TASK TO CARRY OUT
Return the listing below exactly, with the pictures dropped.

DATA
'''

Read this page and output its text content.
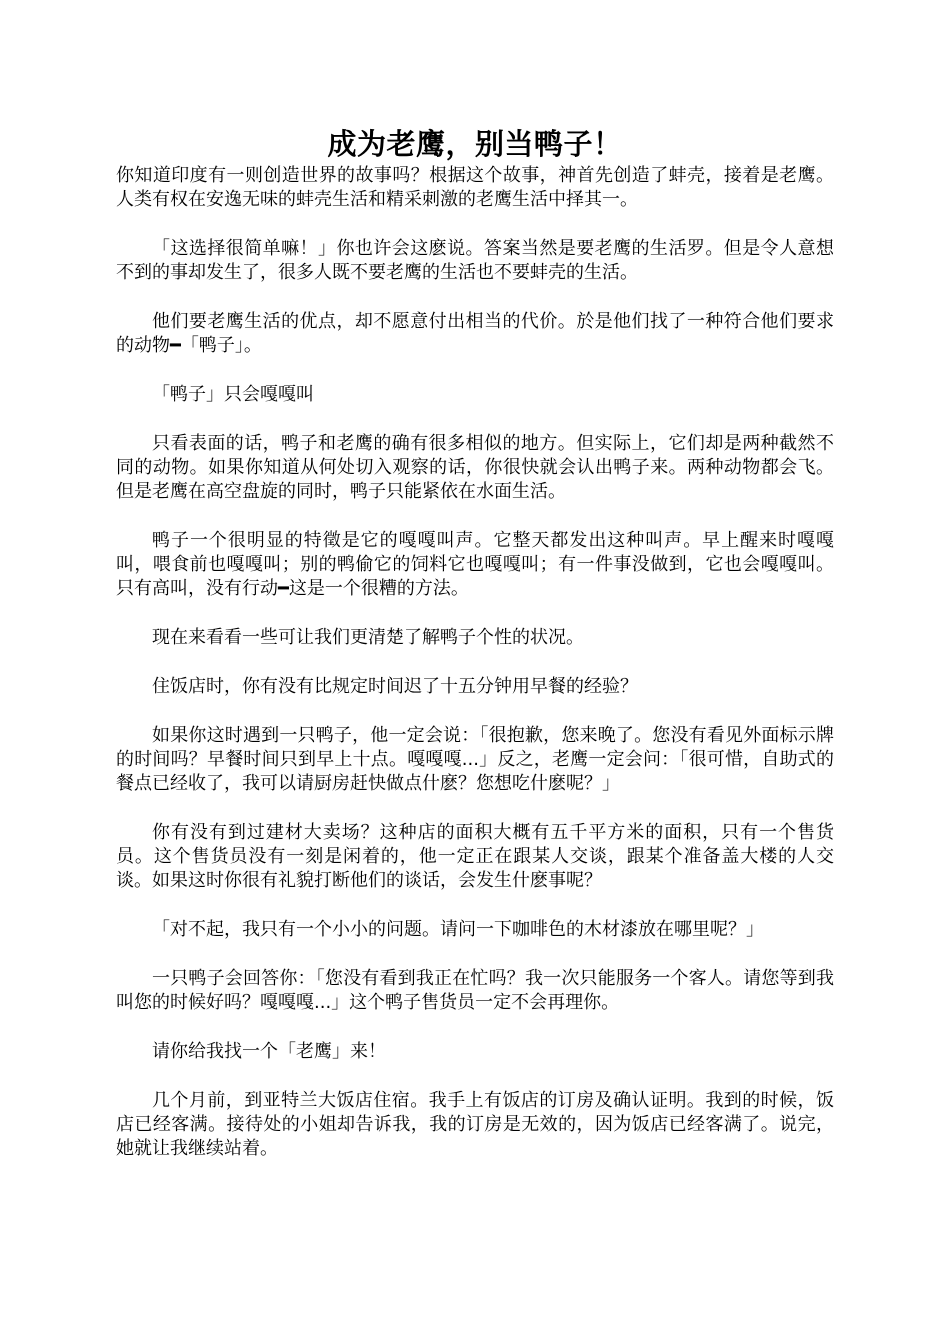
成为老鹰，别当鸭子！

你知道印度有一则创造世界的故事吗？根据这个故事，神首先创造了蚌壳，接着是老鹰。人类有权在安逸无味的蚌壳生活和精采刺激的老鹰生活中择其一。

「这选择很简单嘛！」你也许会这麽说。答案当然是要老鹰的生活罗。但是令人意想不到的事却发生了，很多人既不要老鹰的生活也不要蚌壳的生活。

他们要老鹰生活的优点，却不愿意付出相当的代价。於是他们找了一种符合他们要求的动物━「鸭子」。

「鸭子」只会嘎嘎叫

只看表面的话，鸭子和老鹰的确有很多相似的地方。但实际上，它们却是两种截然不同的动物。如果你知道从何处切入观察的话，你很快就会认出鸭子来。两种动物都会飞。但是老鹰在高空盘旋的同时，鸭子只能紧依在水面生活。

鸭子一个很明显的特徵是它的嘎嘎叫声。它整天都发出这种叫声。早上醒来时嘎嘎叫，喂食前也嘎嘎叫；别的鸭偷它的饲料它也嘎嘎叫；有一件事没做到，它也会嘎嘎叫。只有高叫，没有行动━这是一个很糟的方法。

现在来看看一些可让我们更清楚了解鸭子个性的状况。

住饭店时，你有没有比规定时间迟了十五分钟用早餐的经验？

如果你这时遇到一只鸭子，他一定会说：「很抱歉，您来晚了。您没有看见外面标示牌的时间吗？早餐时间只到早上十点。嘎嘎嘎...」反之，老鹰一定会问：「很可惜，自助式的餐点已经收了，我可以请厨房赶快做点什麽？您想吃什麽呢？」

你有没有到过建材大卖场？这种店的面积大概有五千平方米的面积，只有一个售货员。这个售货员没有一刻是闲着的，他一定正在跟某人交谈，跟某个准备盖大楼的人交谈。如果这时你很有礼貌打断他们的谈话，会发生什麽事呢？

「对不起，我只有一个小小的问题。请问一下咖啡色的木材漆放在哪里呢？」

一只鸭子会回答你：「您没有看到我正在忙吗？我一次只能服务一个客人。请您等到我叫您的时候好吗？嘎嘎嘎...」这个鸭子售货员一定不会再理你。

请你给我找一个「老鹰」来！

几个月前，到亚特兰大饭店住宿。我手上有饭店的订房及确认证明。我到的时候，饭店已经客满。接待处的小姐却告诉我，我的订房是无效的，因为饭店已经客满了。说完，她就让我继续站着。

'''

SOLUTION
Read this page and output its text content.
成为老鹰，别当鸭子！

你知道印度有一则创造世界的故事吗？根据这个故事，神首先创造了蚌壳，接着是老鹰。人类有权在安逸无味的蚌壳生活和精采刺激的老鹰生活中择其一。

「这选择很简单嘛！」你也许会这麽说。答案当然是要老鹰的生活罗。但是令人意想不到的事却发生了，很多人既不要老鹰的生活也不要蚌壳的生活。

他们要老鹰生活的优点，却不愿意付出相当的代价。於是他们找了一种符合他们要求的动物━「鸭子」。

「鸭子」只会嘎嘎叫

只看表面的话，鸭子和老鹰的确有很多相似的地方。但实际上，它们却是两种截然不同的动物。如果你知道从何处切入观察的话，你很快就会认出鸭子来。两种动物都会飞。但是老鹰在高空盘旋的同时，鸭子只能紧依在水面生活。

鸭子一个很明显的特徵是它的嘎嘎叫声。它整天都发出这种叫声。早上醒来时嘎嘎叫，喂食前也嘎嘎叫；别的鸭偷它的饲料它也嘎嘎叫；有一件事没做到，它也会嘎嘎叫。只有高叫，没有行动━这是一个很糟的方法。

现在来看看一些可让我们更清楚了解鸭子个性的状况。

住饭店时，你有没有比规定时间迟了十五分钟用早餐的经验？

如果你这时遇到一只鸭子，他一定会说：「很抱歉，您来晚了。您没有看见外面标示牌的时间吗？早餐时间只到早上十点。嘎嘎嘎...」反之，老鹰一定会问：「很可惜，自助式的餐点已经收了，我可以请厨房赶快做点什麽？您想吃什麽呢？」

你有没有到过建材大卖场？这种店的面积大概有五千平方米的面积，只有一个售货员。这个售货员没有一刻是闲着的，他一定正在跟某人交谈，跟某个准备盖大楼的人交谈。如果这时你很有礼貌打断他们的谈话，会发生什麽事呢？

「对不起，我只有一个小小的问题。请问一下咖啡色的木材漆放在哪里呢？」

一只鸭子会回答你：「您没有看到我正在忙吗？我一次只能服务一个客人。请您等到我叫您的时候好吗？嘎嘎嘎...」这个鸭子售货员一定不会再理你。

请你给我找一个「老鹰」来！

几个月前，到亚特兰大饭店住宿。我手上有饭店的订房及确认证明。我到的时候，饭店已经客满。接待处的小姐却告诉我，我的订房是无效的，因为饭店已经客满了。说完，她就让我继续站着。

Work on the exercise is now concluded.